(Raw records)

::::

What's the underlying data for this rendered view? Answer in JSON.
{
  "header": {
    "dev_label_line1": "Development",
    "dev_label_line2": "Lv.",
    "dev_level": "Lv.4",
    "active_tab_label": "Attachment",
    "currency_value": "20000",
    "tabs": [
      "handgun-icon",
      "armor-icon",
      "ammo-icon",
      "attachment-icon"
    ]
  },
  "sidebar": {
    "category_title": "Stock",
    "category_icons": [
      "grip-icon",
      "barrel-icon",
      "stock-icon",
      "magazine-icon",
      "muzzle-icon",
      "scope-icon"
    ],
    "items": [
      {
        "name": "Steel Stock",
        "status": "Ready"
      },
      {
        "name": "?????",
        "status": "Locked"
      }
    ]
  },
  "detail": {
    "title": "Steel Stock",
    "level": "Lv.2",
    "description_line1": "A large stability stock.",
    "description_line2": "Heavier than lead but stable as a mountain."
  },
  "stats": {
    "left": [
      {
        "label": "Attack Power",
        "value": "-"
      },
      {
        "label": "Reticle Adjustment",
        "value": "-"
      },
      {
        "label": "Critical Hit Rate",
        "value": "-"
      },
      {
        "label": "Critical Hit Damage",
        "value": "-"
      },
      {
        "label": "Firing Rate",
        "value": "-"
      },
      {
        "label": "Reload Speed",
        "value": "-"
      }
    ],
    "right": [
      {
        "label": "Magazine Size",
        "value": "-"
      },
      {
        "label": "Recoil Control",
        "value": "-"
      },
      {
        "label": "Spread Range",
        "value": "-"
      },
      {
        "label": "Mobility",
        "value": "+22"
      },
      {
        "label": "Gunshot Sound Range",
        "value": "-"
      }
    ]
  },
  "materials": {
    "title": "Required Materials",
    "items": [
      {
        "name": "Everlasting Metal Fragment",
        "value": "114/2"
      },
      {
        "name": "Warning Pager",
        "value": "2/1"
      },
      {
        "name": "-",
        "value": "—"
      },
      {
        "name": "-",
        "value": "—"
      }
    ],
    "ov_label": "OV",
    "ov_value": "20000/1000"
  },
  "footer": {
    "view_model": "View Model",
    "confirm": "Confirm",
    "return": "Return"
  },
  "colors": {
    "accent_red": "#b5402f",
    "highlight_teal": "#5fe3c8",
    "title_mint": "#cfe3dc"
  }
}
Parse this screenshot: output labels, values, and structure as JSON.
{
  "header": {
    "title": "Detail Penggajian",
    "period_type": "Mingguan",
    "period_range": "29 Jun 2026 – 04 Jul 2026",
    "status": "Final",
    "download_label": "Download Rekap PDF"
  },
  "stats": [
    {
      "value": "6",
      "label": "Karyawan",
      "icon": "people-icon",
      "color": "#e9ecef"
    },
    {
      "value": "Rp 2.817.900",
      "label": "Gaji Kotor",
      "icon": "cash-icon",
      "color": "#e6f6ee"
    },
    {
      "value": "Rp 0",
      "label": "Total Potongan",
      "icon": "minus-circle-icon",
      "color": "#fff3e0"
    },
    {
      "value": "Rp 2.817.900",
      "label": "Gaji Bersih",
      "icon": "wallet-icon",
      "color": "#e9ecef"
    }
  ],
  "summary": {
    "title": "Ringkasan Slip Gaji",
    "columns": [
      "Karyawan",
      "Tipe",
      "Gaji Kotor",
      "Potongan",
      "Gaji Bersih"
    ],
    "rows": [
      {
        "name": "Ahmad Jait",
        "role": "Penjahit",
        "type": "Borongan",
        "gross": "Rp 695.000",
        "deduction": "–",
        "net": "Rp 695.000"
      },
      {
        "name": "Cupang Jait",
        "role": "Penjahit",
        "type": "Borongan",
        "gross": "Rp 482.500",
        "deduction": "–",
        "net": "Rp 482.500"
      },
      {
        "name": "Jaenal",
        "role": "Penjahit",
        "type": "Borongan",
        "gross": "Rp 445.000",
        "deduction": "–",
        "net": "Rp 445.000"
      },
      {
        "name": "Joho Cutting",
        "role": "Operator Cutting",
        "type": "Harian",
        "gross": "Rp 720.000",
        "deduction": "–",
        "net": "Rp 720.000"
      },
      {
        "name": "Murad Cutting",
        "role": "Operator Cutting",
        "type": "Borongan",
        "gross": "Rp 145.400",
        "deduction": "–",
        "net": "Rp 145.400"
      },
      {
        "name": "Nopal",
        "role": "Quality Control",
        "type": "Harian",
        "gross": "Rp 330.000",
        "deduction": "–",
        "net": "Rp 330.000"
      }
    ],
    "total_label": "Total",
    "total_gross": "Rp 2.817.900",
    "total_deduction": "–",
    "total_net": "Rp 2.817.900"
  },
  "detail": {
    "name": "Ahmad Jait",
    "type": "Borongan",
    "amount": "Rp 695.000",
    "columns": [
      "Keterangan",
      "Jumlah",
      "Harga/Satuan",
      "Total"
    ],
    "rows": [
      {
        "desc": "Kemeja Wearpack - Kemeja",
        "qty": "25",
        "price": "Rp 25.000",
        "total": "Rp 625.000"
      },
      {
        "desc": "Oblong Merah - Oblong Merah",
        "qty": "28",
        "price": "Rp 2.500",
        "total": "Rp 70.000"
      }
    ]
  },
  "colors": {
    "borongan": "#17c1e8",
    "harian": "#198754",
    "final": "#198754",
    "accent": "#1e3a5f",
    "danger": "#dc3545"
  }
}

::::

#### [EXERCISE INSTRUCTIONS]
Where does the word "this" appear? Return each line that holds it.

#### [WRITTEN SOLUTION]
What's the underlying data for this rendered view? Answer in JSON.
Parse this screenshot: output labels, values, and structure as JSON.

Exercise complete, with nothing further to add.